-- THE PROBLEM --
Leave out the pictures and repeat everything else in the records exactly.

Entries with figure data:
○ ○ ○ ○ ○ ○ ○
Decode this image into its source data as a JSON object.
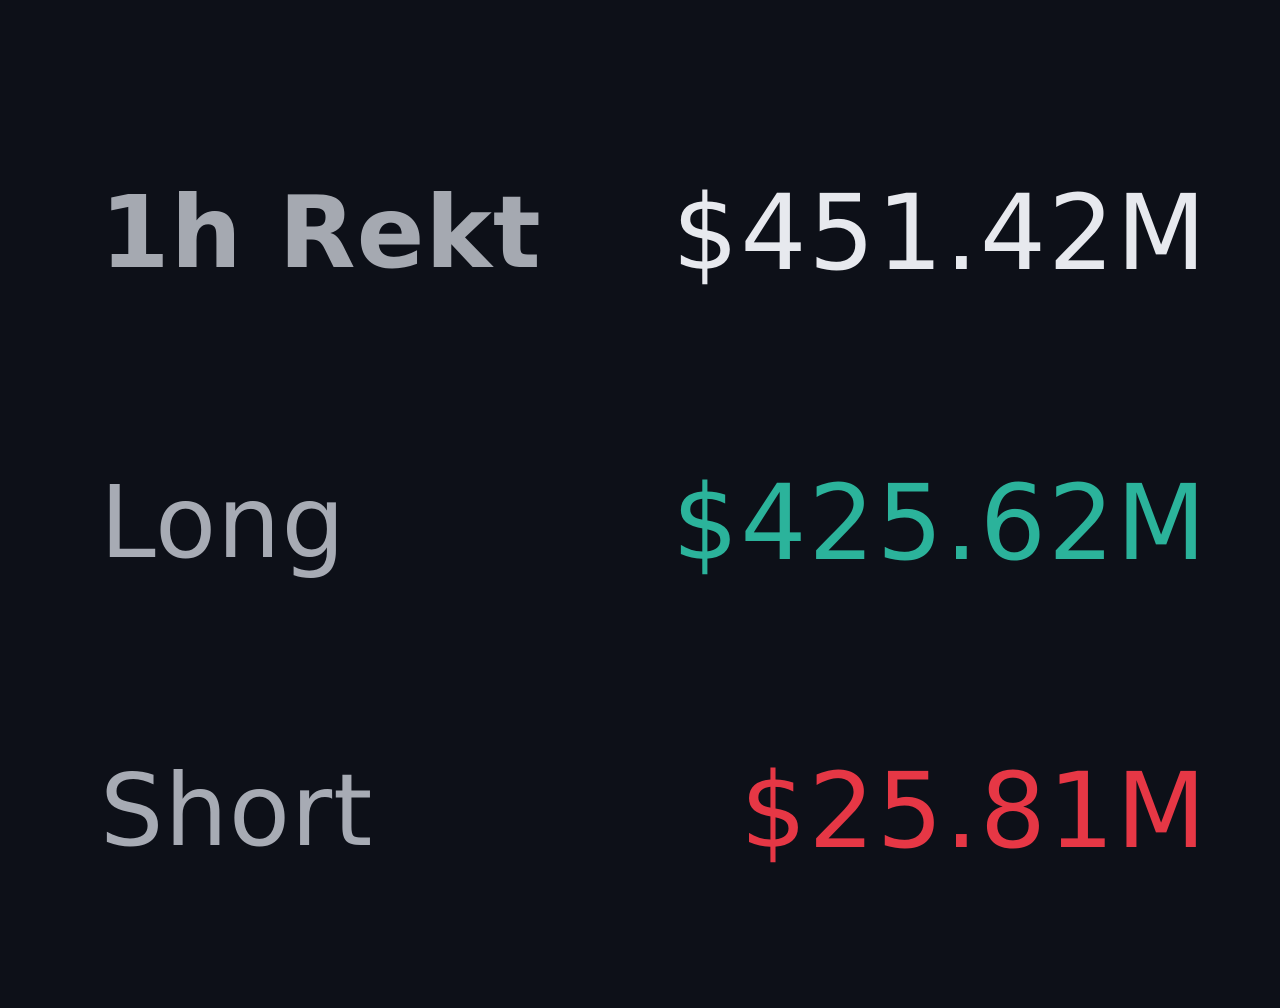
{
  "liquidations": {
    "total": {
      "label": "1h Rekt",
      "value": "$451.42M",
      "color": "#e7e9ee"
    },
    "long": {
      "label": "Long",
      "value": "$425.62M",
      "color": "#2bb39b"
    },
    "short": {
      "label": "Short",
      "value": "$25.81M",
      "color": "#e63745"
    }
  }
}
○ ○ ○ ○ ○ ○ ○
-- THE RESULT --
Decode this image into its source data as a JSON object.
{
  "liquidations": {
    "total": {
      "label": "1h Rekt",
      "value": "$451.42M",
      "color": "#e7e9ee"
    },
    "long": {
      "label": "Long",
      "value": "$425.62M",
      "color": "#2bb39b"
    },
    "short": {
      "label": "Short",
      "value": "$25.81M",
      "color": "#e63745"
    }
  }
}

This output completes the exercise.